=== Records shown ===

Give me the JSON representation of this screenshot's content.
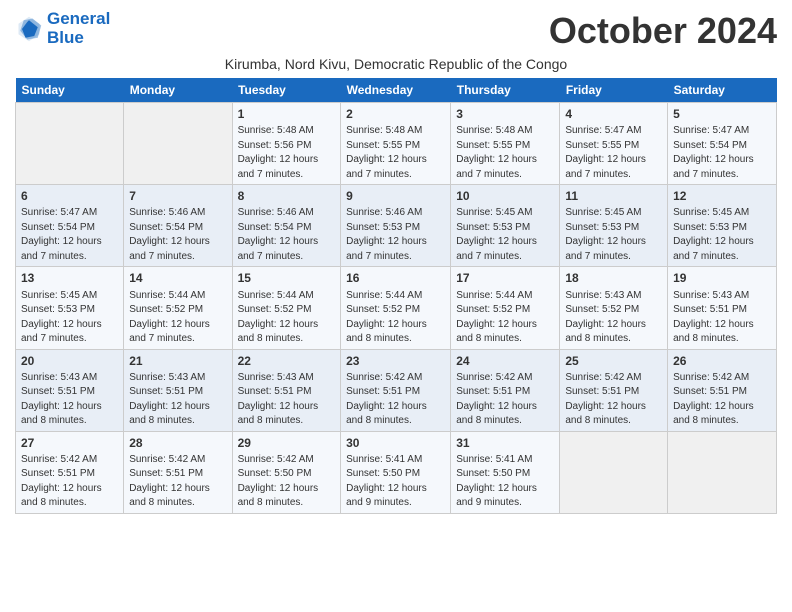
{
  "header": {
    "logo_line1": "General",
    "logo_line2": "Blue",
    "month": "October 2024",
    "location": "Kirumba, Nord Kivu, Democratic Republic of the Congo"
  },
  "weekdays": [
    "Sunday",
    "Monday",
    "Tuesday",
    "Wednesday",
    "Thursday",
    "Friday",
    "Saturday"
  ],
  "weeks": [
    [
      {
        "day": "",
        "detail": ""
      },
      {
        "day": "",
        "detail": ""
      },
      {
        "day": "1",
        "detail": "Sunrise: 5:48 AM\nSunset: 5:56 PM\nDaylight: 12 hours\nand 7 minutes."
      },
      {
        "day": "2",
        "detail": "Sunrise: 5:48 AM\nSunset: 5:55 PM\nDaylight: 12 hours\nand 7 minutes."
      },
      {
        "day": "3",
        "detail": "Sunrise: 5:48 AM\nSunset: 5:55 PM\nDaylight: 12 hours\nand 7 minutes."
      },
      {
        "day": "4",
        "detail": "Sunrise: 5:47 AM\nSunset: 5:55 PM\nDaylight: 12 hours\nand 7 minutes."
      },
      {
        "day": "5",
        "detail": "Sunrise: 5:47 AM\nSunset: 5:54 PM\nDaylight: 12 hours\nand 7 minutes."
      }
    ],
    [
      {
        "day": "6",
        "detail": "Sunrise: 5:47 AM\nSunset: 5:54 PM\nDaylight: 12 hours\nand 7 minutes."
      },
      {
        "day": "7",
        "detail": "Sunrise: 5:46 AM\nSunset: 5:54 PM\nDaylight: 12 hours\nand 7 minutes."
      },
      {
        "day": "8",
        "detail": "Sunrise: 5:46 AM\nSunset: 5:54 PM\nDaylight: 12 hours\nand 7 minutes."
      },
      {
        "day": "9",
        "detail": "Sunrise: 5:46 AM\nSunset: 5:53 PM\nDaylight: 12 hours\nand 7 minutes."
      },
      {
        "day": "10",
        "detail": "Sunrise: 5:45 AM\nSunset: 5:53 PM\nDaylight: 12 hours\nand 7 minutes."
      },
      {
        "day": "11",
        "detail": "Sunrise: 5:45 AM\nSunset: 5:53 PM\nDaylight: 12 hours\nand 7 minutes."
      },
      {
        "day": "12",
        "detail": "Sunrise: 5:45 AM\nSunset: 5:53 PM\nDaylight: 12 hours\nand 7 minutes."
      }
    ],
    [
      {
        "day": "13",
        "detail": "Sunrise: 5:45 AM\nSunset: 5:53 PM\nDaylight: 12 hours\nand 7 minutes."
      },
      {
        "day": "14",
        "detail": "Sunrise: 5:44 AM\nSunset: 5:52 PM\nDaylight: 12 hours\nand 7 minutes."
      },
      {
        "day": "15",
        "detail": "Sunrise: 5:44 AM\nSunset: 5:52 PM\nDaylight: 12 hours\nand 8 minutes."
      },
      {
        "day": "16",
        "detail": "Sunrise: 5:44 AM\nSunset: 5:52 PM\nDaylight: 12 hours\nand 8 minutes."
      },
      {
        "day": "17",
        "detail": "Sunrise: 5:44 AM\nSunset: 5:52 PM\nDaylight: 12 hours\nand 8 minutes."
      },
      {
        "day": "18",
        "detail": "Sunrise: 5:43 AM\nSunset: 5:52 PM\nDaylight: 12 hours\nand 8 minutes."
      },
      {
        "day": "19",
        "detail": "Sunrise: 5:43 AM\nSunset: 5:51 PM\nDaylight: 12 hours\nand 8 minutes."
      }
    ],
    [
      {
        "day": "20",
        "detail": "Sunrise: 5:43 AM\nSunset: 5:51 PM\nDaylight: 12 hours\nand 8 minutes."
      },
      {
        "day": "21",
        "detail": "Sunrise: 5:43 AM\nSunset: 5:51 PM\nDaylight: 12 hours\nand 8 minutes."
      },
      {
        "day": "22",
        "detail": "Sunrise: 5:43 AM\nSunset: 5:51 PM\nDaylight: 12 hours\nand 8 minutes."
      },
      {
        "day": "23",
        "detail": "Sunrise: 5:42 AM\nSunset: 5:51 PM\nDaylight: 12 hours\nand 8 minutes."
      },
      {
        "day": "24",
        "detail": "Sunrise: 5:42 AM\nSunset: 5:51 PM\nDaylight: 12 hours\nand 8 minutes."
      },
      {
        "day": "25",
        "detail": "Sunrise: 5:42 AM\nSunset: 5:51 PM\nDaylight: 12 hours\nand 8 minutes."
      },
      {
        "day": "26",
        "detail": "Sunrise: 5:42 AM\nSunset: 5:51 PM\nDaylight: 12 hours\nand 8 minutes."
      }
    ],
    [
      {
        "day": "27",
        "detail": "Sunrise: 5:42 AM\nSunset: 5:51 PM\nDaylight: 12 hours\nand 8 minutes."
      },
      {
        "day": "28",
        "detail": "Sunrise: 5:42 AM\nSunset: 5:51 PM\nDaylight: 12 hours\nand 8 minutes."
      },
      {
        "day": "29",
        "detail": "Sunrise: 5:42 AM\nSunset: 5:50 PM\nDaylight: 12 hours\nand 8 minutes."
      },
      {
        "day": "30",
        "detail": "Sunrise: 5:41 AM\nSunset: 5:50 PM\nDaylight: 12 hours\nand 9 minutes."
      },
      {
        "day": "31",
        "detail": "Sunrise: 5:41 AM\nSunset: 5:50 PM\nDaylight: 12 hours\nand 9 minutes."
      },
      {
        "day": "",
        "detail": ""
      },
      {
        "day": "",
        "detail": ""
      }
    ]
  ]
}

===

• **Brief**: Copy the material above exactly and drop the pictures.

• **The output**:
Give me the JSON representation of this screenshot's content.
{
  "header": {
    "logo_line1": "General",
    "logo_line2": "Blue",
    "month": "October 2024",
    "location": "Kirumba, Nord Kivu, Democratic Republic of the Congo"
  },
  "weekdays": [
    "Sunday",
    "Monday",
    "Tuesday",
    "Wednesday",
    "Thursday",
    "Friday",
    "Saturday"
  ],
  "weeks": [
    [
      {
        "day": "",
        "detail": ""
      },
      {
        "day": "",
        "detail": ""
      },
      {
        "day": "1",
        "detail": "Sunrise: 5:48 AM\nSunset: 5:56 PM\nDaylight: 12 hours\nand 7 minutes."
      },
      {
        "day": "2",
        "detail": "Sunrise: 5:48 AM\nSunset: 5:55 PM\nDaylight: 12 hours\nand 7 minutes."
      },
      {
        "day": "3",
        "detail": "Sunrise: 5:48 AM\nSunset: 5:55 PM\nDaylight: 12 hours\nand 7 minutes."
      },
      {
        "day": "4",
        "detail": "Sunrise: 5:47 AM\nSunset: 5:55 PM\nDaylight: 12 hours\nand 7 minutes."
      },
      {
        "day": "5",
        "detail": "Sunrise: 5:47 AM\nSunset: 5:54 PM\nDaylight: 12 hours\nand 7 minutes."
      }
    ],
    [
      {
        "day": "6",
        "detail": "Sunrise: 5:47 AM\nSunset: 5:54 PM\nDaylight: 12 hours\nand 7 minutes."
      },
      {
        "day": "7",
        "detail": "Sunrise: 5:46 AM\nSunset: 5:54 PM\nDaylight: 12 hours\nand 7 minutes."
      },
      {
        "day": "8",
        "detail": "Sunrise: 5:46 AM\nSunset: 5:54 PM\nDaylight: 12 hours\nand 7 minutes."
      },
      {
        "day": "9",
        "detail": "Sunrise: 5:46 AM\nSunset: 5:53 PM\nDaylight: 12 hours\nand 7 minutes."
      },
      {
        "day": "10",
        "detail": "Sunrise: 5:45 AM\nSunset: 5:53 PM\nDaylight: 12 hours\nand 7 minutes."
      },
      {
        "day": "11",
        "detail": "Sunrise: 5:45 AM\nSunset: 5:53 PM\nDaylight: 12 hours\nand 7 minutes."
      },
      {
        "day": "12",
        "detail": "Sunrise: 5:45 AM\nSunset: 5:53 PM\nDaylight: 12 hours\nand 7 minutes."
      }
    ],
    [
      {
        "day": "13",
        "detail": "Sunrise: 5:45 AM\nSunset: 5:53 PM\nDaylight: 12 hours\nand 7 minutes."
      },
      {
        "day": "14",
        "detail": "Sunrise: 5:44 AM\nSunset: 5:52 PM\nDaylight: 12 hours\nand 7 minutes."
      },
      {
        "day": "15",
        "detail": "Sunrise: 5:44 AM\nSunset: 5:52 PM\nDaylight: 12 hours\nand 8 minutes."
      },
      {
        "day": "16",
        "detail": "Sunrise: 5:44 AM\nSunset: 5:52 PM\nDaylight: 12 hours\nand 8 minutes."
      },
      {
        "day": "17",
        "detail": "Sunrise: 5:44 AM\nSunset: 5:52 PM\nDaylight: 12 hours\nand 8 minutes."
      },
      {
        "day": "18",
        "detail": "Sunrise: 5:43 AM\nSunset: 5:52 PM\nDaylight: 12 hours\nand 8 minutes."
      },
      {
        "day": "19",
        "detail": "Sunrise: 5:43 AM\nSunset: 5:51 PM\nDaylight: 12 hours\nand 8 minutes."
      }
    ],
    [
      {
        "day": "20",
        "detail": "Sunrise: 5:43 AM\nSunset: 5:51 PM\nDaylight: 12 hours\nand 8 minutes."
      },
      {
        "day": "21",
        "detail": "Sunrise: 5:43 AM\nSunset: 5:51 PM\nDaylight: 12 hours\nand 8 minutes."
      },
      {
        "day": "22",
        "detail": "Sunrise: 5:43 AM\nSunset: 5:51 PM\nDaylight: 12 hours\nand 8 minutes."
      },
      {
        "day": "23",
        "detail": "Sunrise: 5:42 AM\nSunset: 5:51 PM\nDaylight: 12 hours\nand 8 minutes."
      },
      {
        "day": "24",
        "detail": "Sunrise: 5:42 AM\nSunset: 5:51 PM\nDaylight: 12 hours\nand 8 minutes."
      },
      {
        "day": "25",
        "detail": "Sunrise: 5:42 AM\nSunset: 5:51 PM\nDaylight: 12 hours\nand 8 minutes."
      },
      {
        "day": "26",
        "detail": "Sunrise: 5:42 AM\nSunset: 5:51 PM\nDaylight: 12 hours\nand 8 minutes."
      }
    ],
    [
      {
        "day": "27",
        "detail": "Sunrise: 5:42 AM\nSunset: 5:51 PM\nDaylight: 12 hours\nand 8 minutes."
      },
      {
        "day": "28",
        "detail": "Sunrise: 5:42 AM\nSunset: 5:51 PM\nDaylight: 12 hours\nand 8 minutes."
      },
      {
        "day": "29",
        "detail": "Sunrise: 5:42 AM\nSunset: 5:50 PM\nDaylight: 12 hours\nand 8 minutes."
      },
      {
        "day": "30",
        "detail": "Sunrise: 5:41 AM\nSunset: 5:50 PM\nDaylight: 12 hours\nand 9 minutes."
      },
      {
        "day": "31",
        "detail": "Sunrise: 5:41 AM\nSunset: 5:50 PM\nDaylight: 12 hours\nand 9 minutes."
      },
      {
        "day": "",
        "detail": ""
      },
      {
        "day": "",
        "detail": ""
      }
    ]
  ]
}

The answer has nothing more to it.